#### Records for this exercise
^^^^

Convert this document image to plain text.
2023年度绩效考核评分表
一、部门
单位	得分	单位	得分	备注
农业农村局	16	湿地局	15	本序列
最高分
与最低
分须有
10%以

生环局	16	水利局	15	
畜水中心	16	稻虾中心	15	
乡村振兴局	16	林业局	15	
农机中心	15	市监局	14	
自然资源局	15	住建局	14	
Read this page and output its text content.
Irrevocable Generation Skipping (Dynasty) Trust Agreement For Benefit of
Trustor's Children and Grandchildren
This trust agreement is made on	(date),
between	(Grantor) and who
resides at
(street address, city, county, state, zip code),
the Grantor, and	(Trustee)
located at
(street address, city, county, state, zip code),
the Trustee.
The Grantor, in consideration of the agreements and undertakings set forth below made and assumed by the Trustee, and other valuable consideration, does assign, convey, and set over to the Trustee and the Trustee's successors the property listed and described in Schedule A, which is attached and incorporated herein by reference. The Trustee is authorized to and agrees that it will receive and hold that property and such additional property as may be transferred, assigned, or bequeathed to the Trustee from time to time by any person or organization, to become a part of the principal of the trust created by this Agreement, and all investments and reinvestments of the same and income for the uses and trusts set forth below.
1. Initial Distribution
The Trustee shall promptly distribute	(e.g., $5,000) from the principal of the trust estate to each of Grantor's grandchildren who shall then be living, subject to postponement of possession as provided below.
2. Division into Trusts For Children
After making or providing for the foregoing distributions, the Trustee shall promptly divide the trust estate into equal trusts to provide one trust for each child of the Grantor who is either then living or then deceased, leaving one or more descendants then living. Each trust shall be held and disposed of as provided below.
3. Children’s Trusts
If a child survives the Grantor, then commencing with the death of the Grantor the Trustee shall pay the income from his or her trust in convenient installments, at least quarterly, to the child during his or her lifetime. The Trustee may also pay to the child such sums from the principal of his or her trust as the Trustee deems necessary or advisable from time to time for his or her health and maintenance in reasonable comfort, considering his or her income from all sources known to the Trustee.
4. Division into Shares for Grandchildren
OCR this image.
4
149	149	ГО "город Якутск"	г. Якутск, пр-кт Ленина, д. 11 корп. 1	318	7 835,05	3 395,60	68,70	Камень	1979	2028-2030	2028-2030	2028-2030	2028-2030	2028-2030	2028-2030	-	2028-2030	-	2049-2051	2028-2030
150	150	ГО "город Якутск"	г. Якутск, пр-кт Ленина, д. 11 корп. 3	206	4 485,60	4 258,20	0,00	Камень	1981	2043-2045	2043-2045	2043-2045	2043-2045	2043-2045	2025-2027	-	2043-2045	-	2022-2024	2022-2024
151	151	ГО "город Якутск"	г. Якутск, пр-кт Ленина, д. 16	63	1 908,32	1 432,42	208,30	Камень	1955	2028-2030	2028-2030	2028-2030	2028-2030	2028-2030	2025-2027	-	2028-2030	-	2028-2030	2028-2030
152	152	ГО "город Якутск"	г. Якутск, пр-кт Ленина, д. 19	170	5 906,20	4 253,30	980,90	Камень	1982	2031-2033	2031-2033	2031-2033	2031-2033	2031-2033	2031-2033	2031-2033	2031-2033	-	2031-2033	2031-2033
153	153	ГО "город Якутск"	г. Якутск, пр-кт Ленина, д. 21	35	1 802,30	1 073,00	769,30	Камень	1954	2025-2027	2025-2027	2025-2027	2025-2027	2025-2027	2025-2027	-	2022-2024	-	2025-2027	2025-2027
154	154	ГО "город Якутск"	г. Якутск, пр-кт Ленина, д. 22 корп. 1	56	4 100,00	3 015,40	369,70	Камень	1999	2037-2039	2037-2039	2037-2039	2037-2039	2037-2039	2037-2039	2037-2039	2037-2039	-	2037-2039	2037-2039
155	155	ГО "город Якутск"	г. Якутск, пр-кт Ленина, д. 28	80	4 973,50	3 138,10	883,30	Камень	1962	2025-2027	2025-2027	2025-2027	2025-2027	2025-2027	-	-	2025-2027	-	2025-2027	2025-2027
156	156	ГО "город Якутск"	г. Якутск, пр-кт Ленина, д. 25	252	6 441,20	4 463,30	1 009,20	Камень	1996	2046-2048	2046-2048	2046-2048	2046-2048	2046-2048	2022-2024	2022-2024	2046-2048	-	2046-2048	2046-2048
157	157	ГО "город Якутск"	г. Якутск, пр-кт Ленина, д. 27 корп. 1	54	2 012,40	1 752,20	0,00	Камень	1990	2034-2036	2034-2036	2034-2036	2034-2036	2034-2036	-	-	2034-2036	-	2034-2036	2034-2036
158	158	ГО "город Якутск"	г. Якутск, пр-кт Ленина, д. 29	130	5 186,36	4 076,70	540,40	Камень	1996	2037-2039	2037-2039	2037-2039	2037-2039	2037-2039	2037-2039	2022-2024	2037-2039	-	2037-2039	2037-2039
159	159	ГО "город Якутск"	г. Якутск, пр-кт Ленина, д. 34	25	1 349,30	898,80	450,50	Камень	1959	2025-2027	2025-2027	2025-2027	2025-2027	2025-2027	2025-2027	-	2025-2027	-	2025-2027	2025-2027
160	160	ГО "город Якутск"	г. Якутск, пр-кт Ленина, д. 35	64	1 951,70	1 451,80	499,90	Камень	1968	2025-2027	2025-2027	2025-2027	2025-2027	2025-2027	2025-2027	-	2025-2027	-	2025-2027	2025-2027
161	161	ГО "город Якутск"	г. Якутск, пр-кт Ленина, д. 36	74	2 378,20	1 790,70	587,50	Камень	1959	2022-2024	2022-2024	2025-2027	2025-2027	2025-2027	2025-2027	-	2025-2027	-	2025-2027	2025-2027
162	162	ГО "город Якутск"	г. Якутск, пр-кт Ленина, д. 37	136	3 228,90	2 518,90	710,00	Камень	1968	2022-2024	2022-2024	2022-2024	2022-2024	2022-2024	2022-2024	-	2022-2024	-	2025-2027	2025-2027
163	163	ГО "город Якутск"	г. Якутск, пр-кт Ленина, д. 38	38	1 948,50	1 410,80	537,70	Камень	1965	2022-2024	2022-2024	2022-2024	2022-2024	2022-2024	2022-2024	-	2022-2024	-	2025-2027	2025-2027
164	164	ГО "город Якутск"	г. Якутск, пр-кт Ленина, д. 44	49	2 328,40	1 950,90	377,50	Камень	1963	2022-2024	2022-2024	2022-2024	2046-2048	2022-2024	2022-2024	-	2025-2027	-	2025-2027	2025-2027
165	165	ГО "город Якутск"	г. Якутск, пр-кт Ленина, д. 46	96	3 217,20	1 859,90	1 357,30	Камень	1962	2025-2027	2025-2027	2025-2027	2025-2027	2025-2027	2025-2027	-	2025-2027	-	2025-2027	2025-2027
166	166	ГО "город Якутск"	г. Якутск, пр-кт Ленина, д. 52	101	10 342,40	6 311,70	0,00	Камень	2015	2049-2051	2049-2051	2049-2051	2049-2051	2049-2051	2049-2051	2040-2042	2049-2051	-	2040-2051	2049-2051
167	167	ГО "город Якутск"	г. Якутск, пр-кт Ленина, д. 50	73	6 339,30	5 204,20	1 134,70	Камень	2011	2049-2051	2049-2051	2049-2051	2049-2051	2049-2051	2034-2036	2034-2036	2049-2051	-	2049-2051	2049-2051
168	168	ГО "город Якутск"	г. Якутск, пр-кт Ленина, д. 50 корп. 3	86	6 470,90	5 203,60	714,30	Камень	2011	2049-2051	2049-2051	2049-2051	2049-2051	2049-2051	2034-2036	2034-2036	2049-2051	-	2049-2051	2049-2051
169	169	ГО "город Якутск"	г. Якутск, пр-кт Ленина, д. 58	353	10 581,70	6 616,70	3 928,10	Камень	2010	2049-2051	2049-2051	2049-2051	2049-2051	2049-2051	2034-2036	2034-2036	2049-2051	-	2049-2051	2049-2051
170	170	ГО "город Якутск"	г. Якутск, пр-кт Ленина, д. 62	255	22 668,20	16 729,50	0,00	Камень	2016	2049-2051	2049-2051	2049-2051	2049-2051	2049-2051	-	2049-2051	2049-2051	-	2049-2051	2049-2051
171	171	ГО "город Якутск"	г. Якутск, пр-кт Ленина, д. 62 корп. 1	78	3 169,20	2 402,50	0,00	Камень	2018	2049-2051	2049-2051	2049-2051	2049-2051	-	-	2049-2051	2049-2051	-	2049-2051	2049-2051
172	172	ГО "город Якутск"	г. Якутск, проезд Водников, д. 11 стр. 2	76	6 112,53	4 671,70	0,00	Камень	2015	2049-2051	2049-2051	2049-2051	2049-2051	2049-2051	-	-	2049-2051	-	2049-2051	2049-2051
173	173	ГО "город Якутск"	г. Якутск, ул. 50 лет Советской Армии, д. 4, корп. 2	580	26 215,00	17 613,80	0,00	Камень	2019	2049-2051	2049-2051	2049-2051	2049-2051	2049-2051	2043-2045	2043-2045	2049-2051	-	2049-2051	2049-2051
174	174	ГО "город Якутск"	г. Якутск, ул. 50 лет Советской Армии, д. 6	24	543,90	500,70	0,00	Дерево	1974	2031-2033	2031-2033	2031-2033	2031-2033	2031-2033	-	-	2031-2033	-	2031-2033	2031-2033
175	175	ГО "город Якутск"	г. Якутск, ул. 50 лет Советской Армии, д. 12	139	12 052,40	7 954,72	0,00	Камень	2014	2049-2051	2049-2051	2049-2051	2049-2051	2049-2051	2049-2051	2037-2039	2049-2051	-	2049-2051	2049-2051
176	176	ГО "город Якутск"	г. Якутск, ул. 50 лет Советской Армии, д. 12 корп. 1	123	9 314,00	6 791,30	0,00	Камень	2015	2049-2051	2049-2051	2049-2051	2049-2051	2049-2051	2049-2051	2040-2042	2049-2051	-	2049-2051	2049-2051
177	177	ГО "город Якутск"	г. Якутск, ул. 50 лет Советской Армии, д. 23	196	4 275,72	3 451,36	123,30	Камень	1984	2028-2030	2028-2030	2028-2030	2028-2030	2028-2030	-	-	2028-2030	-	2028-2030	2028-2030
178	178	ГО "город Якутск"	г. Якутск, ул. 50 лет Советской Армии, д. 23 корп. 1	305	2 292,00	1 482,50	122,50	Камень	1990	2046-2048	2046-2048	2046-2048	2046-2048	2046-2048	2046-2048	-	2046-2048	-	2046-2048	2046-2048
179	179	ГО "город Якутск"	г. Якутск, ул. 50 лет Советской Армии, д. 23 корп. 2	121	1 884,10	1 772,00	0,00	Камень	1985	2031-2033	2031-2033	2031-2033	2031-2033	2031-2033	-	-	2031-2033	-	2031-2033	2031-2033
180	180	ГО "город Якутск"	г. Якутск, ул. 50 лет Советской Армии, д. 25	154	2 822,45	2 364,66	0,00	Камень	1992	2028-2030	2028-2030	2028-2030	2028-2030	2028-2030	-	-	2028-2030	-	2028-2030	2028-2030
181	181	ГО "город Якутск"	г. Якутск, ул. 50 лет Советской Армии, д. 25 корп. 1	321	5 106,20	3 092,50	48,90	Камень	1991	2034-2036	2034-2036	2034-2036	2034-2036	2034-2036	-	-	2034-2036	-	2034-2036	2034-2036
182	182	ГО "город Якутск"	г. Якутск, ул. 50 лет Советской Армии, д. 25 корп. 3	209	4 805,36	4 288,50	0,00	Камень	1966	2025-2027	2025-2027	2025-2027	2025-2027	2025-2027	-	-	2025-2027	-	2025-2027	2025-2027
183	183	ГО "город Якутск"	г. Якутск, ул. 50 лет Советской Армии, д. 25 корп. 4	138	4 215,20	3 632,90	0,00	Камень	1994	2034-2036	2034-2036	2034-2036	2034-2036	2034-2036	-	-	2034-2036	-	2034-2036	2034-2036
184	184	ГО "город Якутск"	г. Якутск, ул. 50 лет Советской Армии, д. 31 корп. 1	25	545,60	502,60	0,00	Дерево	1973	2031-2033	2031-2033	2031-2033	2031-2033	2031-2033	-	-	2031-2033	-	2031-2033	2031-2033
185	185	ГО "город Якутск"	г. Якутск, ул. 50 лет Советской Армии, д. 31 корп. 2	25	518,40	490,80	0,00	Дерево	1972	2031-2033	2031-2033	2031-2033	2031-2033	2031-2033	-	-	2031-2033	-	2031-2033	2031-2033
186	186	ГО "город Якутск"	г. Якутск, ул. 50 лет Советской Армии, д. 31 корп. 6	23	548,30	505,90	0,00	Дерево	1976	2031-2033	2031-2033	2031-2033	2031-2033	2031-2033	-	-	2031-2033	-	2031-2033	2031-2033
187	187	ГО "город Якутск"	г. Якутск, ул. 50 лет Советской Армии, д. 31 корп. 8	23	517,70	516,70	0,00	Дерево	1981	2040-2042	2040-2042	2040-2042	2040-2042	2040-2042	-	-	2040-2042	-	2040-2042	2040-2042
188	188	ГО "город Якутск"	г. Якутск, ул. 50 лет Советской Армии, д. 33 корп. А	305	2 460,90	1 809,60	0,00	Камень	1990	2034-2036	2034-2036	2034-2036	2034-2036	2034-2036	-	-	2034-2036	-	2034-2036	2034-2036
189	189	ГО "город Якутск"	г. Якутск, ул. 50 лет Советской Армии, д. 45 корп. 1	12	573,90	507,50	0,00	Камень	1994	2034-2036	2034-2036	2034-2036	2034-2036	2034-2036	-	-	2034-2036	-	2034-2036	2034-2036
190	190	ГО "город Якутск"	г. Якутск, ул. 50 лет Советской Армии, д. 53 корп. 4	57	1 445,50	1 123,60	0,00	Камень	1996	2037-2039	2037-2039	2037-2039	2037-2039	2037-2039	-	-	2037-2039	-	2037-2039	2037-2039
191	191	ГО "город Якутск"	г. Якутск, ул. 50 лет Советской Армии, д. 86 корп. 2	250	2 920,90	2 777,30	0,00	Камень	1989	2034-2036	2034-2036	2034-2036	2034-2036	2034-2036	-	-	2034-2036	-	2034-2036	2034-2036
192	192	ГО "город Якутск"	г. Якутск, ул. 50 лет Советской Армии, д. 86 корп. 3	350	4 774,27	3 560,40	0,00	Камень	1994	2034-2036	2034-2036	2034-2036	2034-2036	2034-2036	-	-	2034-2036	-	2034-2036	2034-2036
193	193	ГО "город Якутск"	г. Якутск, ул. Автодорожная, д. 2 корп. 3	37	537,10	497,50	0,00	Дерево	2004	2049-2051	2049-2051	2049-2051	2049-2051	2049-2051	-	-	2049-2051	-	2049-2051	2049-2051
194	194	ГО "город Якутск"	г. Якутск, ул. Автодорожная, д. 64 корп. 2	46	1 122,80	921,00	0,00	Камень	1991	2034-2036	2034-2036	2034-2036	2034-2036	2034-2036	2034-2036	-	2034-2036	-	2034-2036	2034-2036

^^^^

#### The task
Copy every line of the data that holds the string "text".

#### The answer
Convert this document image to plain text.
Read this page and output its text content.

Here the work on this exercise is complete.